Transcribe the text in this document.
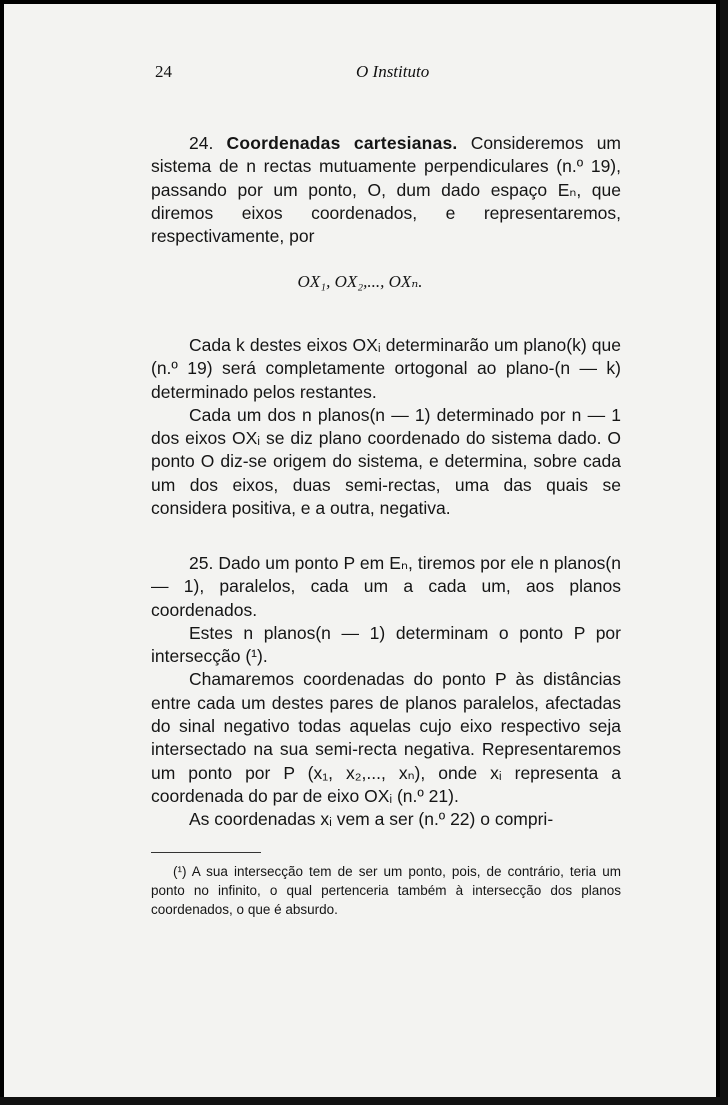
24	O Instituto

24. Coordenadas cartesianas. Consideremos um sistema de n rectas mutuamente perpendiculares (n.º 19), passando por um ponto, O, dum dado espaço Eₙ, que diremos eixos coordenados, e representaremos, respectivamente, por

OX₁, OX₂,..., OXₙ.

Cada k destes eixos OXᵢ determinarão um plano(k) que (n.º 19) será completamente ortogonal ao plano-(n — k) determinado pelos restantes.

Cada um dos n planos(n — 1) determinado por n — 1 dos eixos OXᵢ se diz plano coordenado do sistema dado. O ponto O diz-se origem do sistema, e determina, sobre cada um dos eixos, duas semi-rectas, uma das quais se considera positiva, e a outra, negativa.

25. Dado um ponto P em Eₙ, tiremos por ele n planos(n — 1), paralelos, cada um a cada um, aos planos coordenados.

Estes n planos(n — 1) determinam o ponto P por intersecção (¹).

Chamaremos coordenadas do ponto P às distâncias entre cada um destes pares de planos paralelos, afectadas do sinal negativo todas aquelas cujo eixo respectivo seja intersectado na sua semi-recta negativa. Representaremos um ponto por P (x₁, x₂,..., xₙ), onde xᵢ representa a coordenada do par de eixo OXᵢ (n.º 21).

As coordenadas xᵢ vem a ser (n.º 22) o compri-

(¹) A sua intersecção tem de ser um ponto, pois, de contrário, teria um ponto no infinito, o qual pertenceria também à intersecção dos planos coordenados, o que é absurdo.
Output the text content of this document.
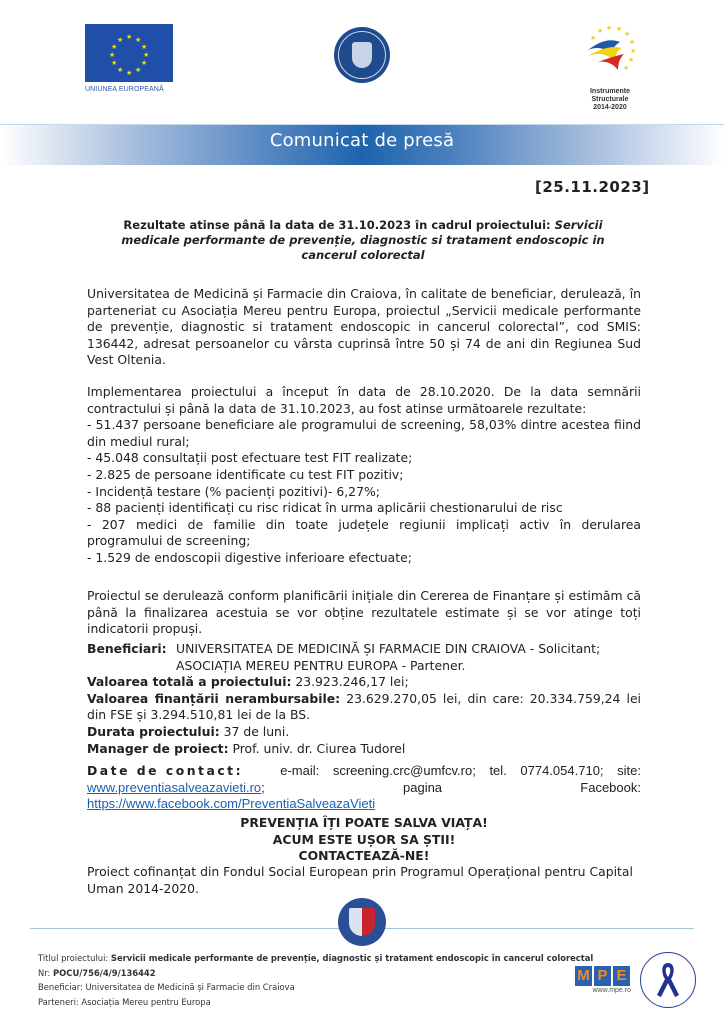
★ ★
★
★
★
★
★
★
★
★
★
★
UNIUNEA EUROPEANĂ
★ ★
★
★
★
★
★
★
★
Instrumente Structurale
2014-2020
Comunicat de presă
[25.11.2023]
Rezultate atinse până la data de 31.10.2023 în cadrul proiectului: Servicii medicale performante de prevenție, diagnostic si tratament endoscopic in cancerul colorectal
Universitatea de Medicină și Farmacie din Craiova, în calitate de beneficiar, derulează, în parteneriat cu Asociația Mereu pentru Europa, proiectul „Servicii medicale performante de prevenție, diagnostic si tratament endoscopic in cancerul colorectal”, cod SMIS: 136442, adresat persoanelor cu vârsta cuprinsă între 50 și 74 de ani din Regiunea Sud Vest Oltenia.
Implementarea proiectului a început în data de 28.10.2020. De la data semnării contractului și până la data de 31.10.2023, au fost atinse următoarele rezultate:
- 51.437 persoane beneficiare ale programului de screening, 58,03% dintre acestea fiind din mediul rural;
- 45.048 consultații post efectuare test FIT realizate;
- 2.825 de persoane identificate cu test FIT pozitiv;
- Incidență testare (% pacienți pozitivi)- 6,27%;
- 88 pacienți identificați cu risc ridicat în urma aplicării chestionarului de risc
- 207 medici de familie din toate județele regiunii implicați activ în derularea programului de screening;
- 1.529 de endoscopii digestive inferioare efectuate;
Proiectul se derulează conform planificării inițiale din Cererea de Finanțare și estimăm că până la finalizarea acestuia se vor obține rezultatele estimate și se vor atinge toți indicatorii propuși.
Beneficiari: UNIVERSITATEA DE MEDICINĂ ȘI FARMACIE DIN CRAIOVA - Solicitant;
ASOCIAȚIA MEREU PENTRU EUROPA - Partener.
Valoarea totală a proiectului: 23.923.246,17 lei;
Valoarea finanțării nerambursabile: 23.629.270,05 lei, din care: 20.334.759,24 lei din FSE și 3.294.510,81 lei de la BS.
Durata proiectului: 37 de luni.
Manager de proiect: Prof. univ. dr. Ciurea Tudorel
Date de contact:	e-mail: screening.crc@umfcv.ro; tel. 0774.054.710; site:
www.preventiasalveazavieti.ro;	pagina	Facebook:
https://www.facebook.com/PreventiaSalveazaVieti
PREVENȚIA ÎȚI POATE SALVA VIAȚA!
ACUM ESTE UȘOR SA ȘTII!
CONTACTEAZĂ-NE!
Proiect cofinanțat din Fondul Social European prin Programul Operațional pentru Capital Uman 2014-2020.
Titlul proiectului: Servicii medicale performante de prevenție, diagnostic și tratament endoscopic în cancerul colorectal
Nr: POCU/756/4/9/136442
Beneficiar: Universitatea de Medicină și Farmacie din Craiova
Parteneri: Asociația Mereu pentru Europa
M P E
www.mpe.ro
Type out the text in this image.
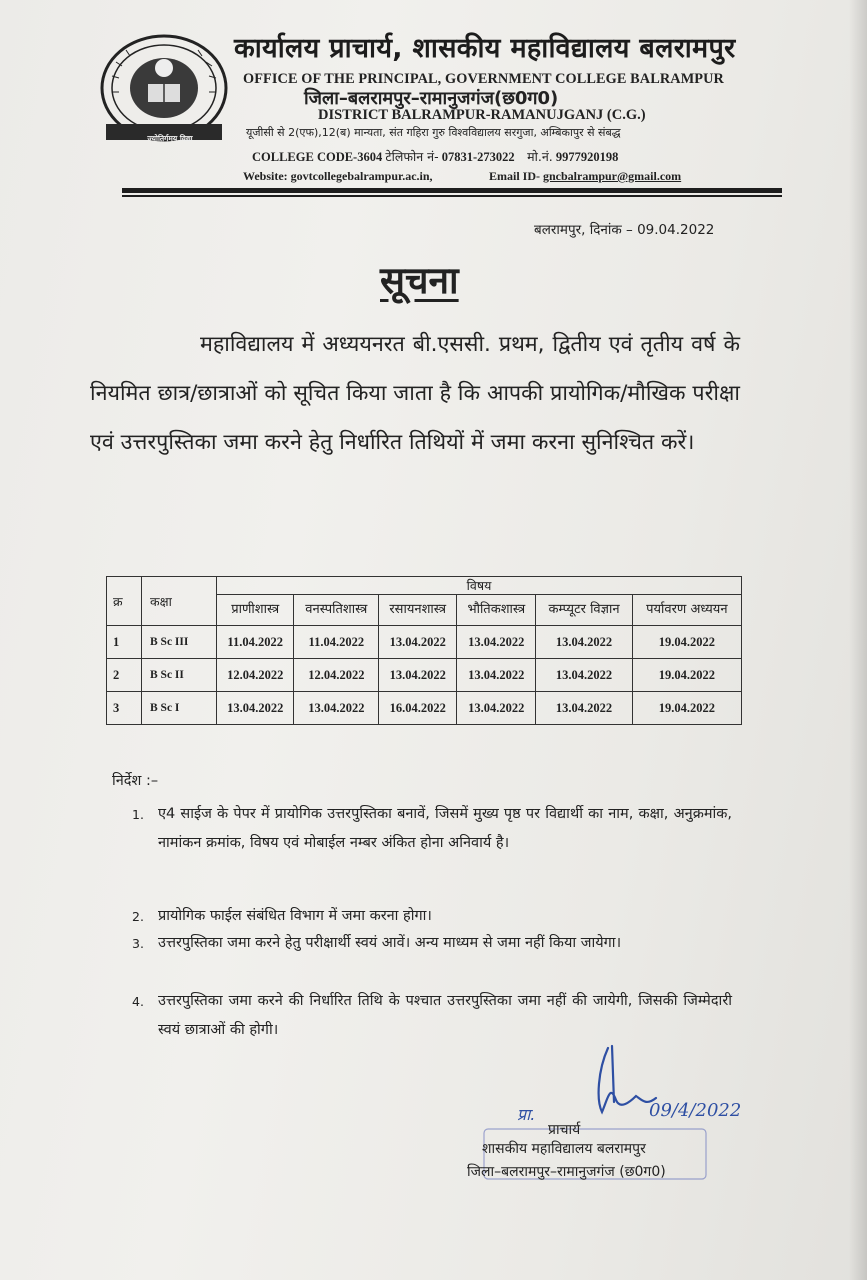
ज्योतिर्गमय विद्या
कार्यालय प्राचार्य, शासकीय महाविद्यालय बलरामपुर
OFFICE OF THE PRINCIPAL, GOVERNMENT COLLEGE BALRAMPUR
जिला–बलरामपुर–रामानुजगंज(छ0ग0)
DISTRICT BALRAMPUR-RAMANUJGANJ (C.G.)
यूजीसी से 2(एफ),12(ब) मान्यता, संत गहिरा गुरु विश्वविद्यालय सरगुजा, अम्बिकापुर से संबद्ध
COLLEGE CODE-3604 टेलिफोन नं- 07831-273022 मो.नं. 9977920198
Website: govtcollegebalrampur.ac.in,	Email ID- gncbalrampur@gmail.com
बलरामपुर, दिनांक – 09.04.2022
सूचना
महाविद्यालय में अध्ययनरत बी.एससी. प्रथम, द्वितीय एवं तृतीय वर्ष के नियमित छात्र/छात्राओं को सूचित किया जाता है कि आपकी प्रायोगिक/मौखिक परीक्षा एवं उत्तरपुस्तिका जमा करने हेतु निर्धारित तिथियों में जमा करना सुनिश्चित करें।
क्र	कक्षा	विषय					
		प्राणीशास्त्र	वनस्पतिशास्त्र	रसायनशास्त्र	भौतिकशास्त्र	कम्प्यूटर विज्ञान	पर्यावरण अध्ययन
1	B Sc III	11.04.2022	11.04.2022	13.04.2022	13.04.2022	13.04.2022	19.04.2022
2	B Sc II	12.04.2022	12.04.2022	13.04.2022	13.04.2022	13.04.2022	19.04.2022
3	B Sc I	13.04.2022	13.04.2022	16.04.2022	13.04.2022	13.04.2022	19.04.2022
निर्देश :–
1. ए4 साईज के पेपर में प्रायोगिक उत्तरपुस्तिका बनावें, जिसमें मुख्य पृष्ठ पर विद्यार्थी का नाम, कक्षा, अनुक्रमांक, नामांकन क्रमांक, विषय एवं मोबाईल नम्बर अंकित होना अनिवार्य है।
2. प्रायोगिक फाईल संबंधित विभाग में जमा करना होगा।
3. उत्तरपुस्तिका जमा करने हेतु परीक्षार्थी स्वयं आवें। अन्य माध्यम से जमा नहीं किया जायेगा।
4. उत्तरपुस्तिका जमा करने की निर्धारित तिथि के पश्चात उत्तरपुस्तिका जमा नहीं की जायेगी, जिसकी जिम्मेदारी स्वयं छात्राओं की होगी।
प्रा.	09/4/2022
प्राचार्य
शासकीय महाविद्यालय बलरामपुर
जिला–बलरामपुर–रामानुजगंज (छ0ग0)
────────────────
* **GIVEN REQUEST**: Set down the records in full and exactly. Do not carry over any image.

* **THE RESULT**:
Transcribe the text in this document.
24	O Instituto

24. Coordenadas cartesianas. Consideremos um sistema de n rectas mutuamente perpendiculares (n.º 19), passando por um ponto, O, dum dado espaço Eₙ, que diremos eixos coordenados, e representaremos, respectivamente, por

OX₁, OX₂,..., OXₙ.

Cada k destes eixos OXᵢ determinarão um plano(k) que (n.º 19) será completamente ortogonal ao plano-(n — k) determinado pelos restantes.

Cada um dos n planos(n — 1) determinado por n — 1 dos eixos OXᵢ se diz plano coordenado do sistema dado. O ponto O diz-se origem do sistema, e determina, sobre cada um dos eixos, duas semi-rectas, uma das quais se considera positiva, e a outra, negativa.

25. Dado um ponto P em Eₙ, tiremos por ele n planos(n — 1), paralelos, cada um a cada um, aos planos coordenados.

Estes n planos(n — 1) determinam o ponto P por intersecção (¹).

Chamaremos coordenadas do ponto P às distâncias entre cada um destes pares de planos paralelos, afectadas do sinal negativo todas aquelas cujo eixo respectivo seja intersectado na sua semi-recta negativa. Representaremos um ponto por P (x₁, x₂,..., xₙ), onde xᵢ representa a coordenada do par de eixo OXᵢ (n.º 21).

As coordenadas xᵢ vem a ser (n.º 22) o compri-

(¹) A sua intersecção tem de ser um ponto, pois, de contrário, teria um ponto no infinito, o qual pertenceria também à intersecção dos planos coordenados, o que é absurdo.
Output the text content of this document.
★ ★
★
★
★
★
★
★
★
★
★
★
UNIUNEA EUROPEANĂ
★ ★
★
★
★
★
★
★
★
Instrumente Structurale
2014-2020
Comunicat de presă
[25.11.2023]
Rezultate atinse până la data de 31.10.2023 în cadrul proiectului: Servicii medicale performante de prevenție, diagnostic si tratament endoscopic in cancerul colorectal
Universitatea de Medicină și Farmacie din Craiova, în calitate de beneficiar, derulează, în parteneriat cu Asociația Mereu pentru Europa, proiectul „Servicii medicale performante de prevenție, diagnostic si tratament endoscopic in cancerul colorectal”, cod SMIS: 136442, adresat persoanelor cu vârsta cuprinsă între 50 și 74 de ani din Regiunea Sud Vest Oltenia.
Implementarea proiectului a început în data de 28.10.2020. De la data semnării contractului și până la data de 31.10.2023, au fost atinse următoarele rezultate:
- 51.437 persoane beneficiare ale programului de screening, 58,03% dintre acestea fiind din mediul rural;
- 45.048 consultații post efectuare test FIT realizate;
- 2.825 de persoane identificate cu test FIT pozitiv;
- Incidență testare (% pacienți pozitivi)- 6,27%;
- 88 pacienți identificați cu risc ridicat în urma aplicării chestionarului de risc
- 207 medici de familie din toate județele regiunii implicați activ în derularea programului de screening;
- 1.529 de endoscopii digestive inferioare efectuate;
Proiectul se derulează conform planificării inițiale din Cererea de Finanțare și estimăm că până la finalizarea acestuia se vor obține rezultatele estimate și se vor atinge toți indicatorii propuși.
Beneficiari: UNIVERSITATEA DE MEDICINĂ ȘI FARMACIE DIN CRAIOVA - Solicitant;
ASOCIAȚIA MEREU PENTRU EUROPA - Partener.
Valoarea totală a proiectului: 23.923.246,17 lei;
Valoarea finanțării nerambursabile: 23.629.270,05 lei, din care: 20.334.759,24 lei din FSE și 3.294.510,81 lei de la BS.
Durata proiectului: 37 de luni.
Manager de proiect: Prof. univ. dr. Ciurea Tudorel
Date de contact:	e-mail: screening.crc@umfcv.ro; tel. 0774.054.710; site:
www.preventiasalveazavieti.ro;	pagina	Facebook:
https://www.facebook.com/PreventiaSalveazaVieti
PREVENȚIA ÎȚI POATE SALVA VIAȚA!
ACUM ESTE UȘOR SA ȘTII!
CONTACTEAZĂ-NE!
Proiect cofinanțat din Fondul Social European prin Programul Operațional pentru Capital Uman 2014-2020.
Titlul proiectului: Servicii medicale performante de prevenție, diagnostic și tratament endoscopic în cancerul colorectal
Nr: POCU/756/4/9/136442
Beneficiar: Universitatea de Medicină și Farmacie din Craiova
Parteneri: Asociația Mereu pentru Europa
M P E
www.mpe.ro
Type out the text in this image.
ज्योतिर्गमय विद्या
कार्यालय प्राचार्य, शासकीय महाविद्यालय बलरामपुर
OFFICE OF THE PRINCIPAL, GOVERNMENT COLLEGE BALRAMPUR
जिला–बलरामपुर–रामानुजगंज(छ0ग0)
DISTRICT BALRAMPUR-RAMANUJGANJ (C.G.)
यूजीसी से 2(एफ),12(ब) मान्यता, संत गहिरा गुरु विश्वविद्यालय सरगुजा, अम्बिकापुर से संबद्ध
COLLEGE CODE-3604 टेलिफोन नं- 07831-273022 मो.नं. 9977920198
Website: govtcollegebalrampur.ac.in,	Email ID- gncbalrampur@gmail.com
बलरामपुर, दिनांक – 09.04.2022
सूचना
महाविद्यालय में अध्ययनरत बी.एससी. प्रथम, द्वितीय एवं तृतीय वर्ष के नियमित छात्र/छात्राओं को सूचित किया जाता है कि आपकी प्रायोगिक/मौखिक परीक्षा एवं उत्तरपुस्तिका जमा करने हेतु निर्धारित तिथियों में जमा करना सुनिश्चित करें।
क्र	कक्षा	विषय					
		प्राणीशास्त्र	वनस्पतिशास्त्र	रसायनशास्त्र	भौतिकशास्त्र	कम्प्यूटर विज्ञान	पर्यावरण अध्ययन
1	B Sc III	11.04.2022	11.04.2022	13.04.2022	13.04.2022	13.04.2022	19.04.2022
2	B Sc II	12.04.2022	12.04.2022	13.04.2022	13.04.2022	13.04.2022	19.04.2022
3	B Sc I	13.04.2022	13.04.2022	16.04.2022	13.04.2022	13.04.2022	19.04.2022
निर्देश :–
1. ए4 साईज के पेपर में प्रायोगिक उत्तरपुस्तिका बनावें, जिसमें मुख्य पृष्ठ पर विद्यार्थी का नाम, कक्षा, अनुक्रमांक, नामांकन क्रमांक, विषय एवं मोबाईल नम्बर अंकित होना अनिवार्य है।
2. प्रायोगिक फाईल संबंधित विभाग में जमा करना होगा।
3. उत्तरपुस्तिका जमा करने हेतु परीक्षार्थी स्वयं आवें। अन्य माध्यम से जमा नहीं किया जायेगा।
4. उत्तरपुस्तिका जमा करने की निर्धारित तिथि के पश्चात उत्तरपुस्तिका जमा नहीं की जायेगी, जिसकी जिम्मेदारी स्वयं छात्राओं की होगी।
प्रा.	09/4/2022
प्राचार्य
शासकीय महाविद्यालय बलरामपुर
जिला–बलरामपुर–रामानुजगंज (छ0ग0)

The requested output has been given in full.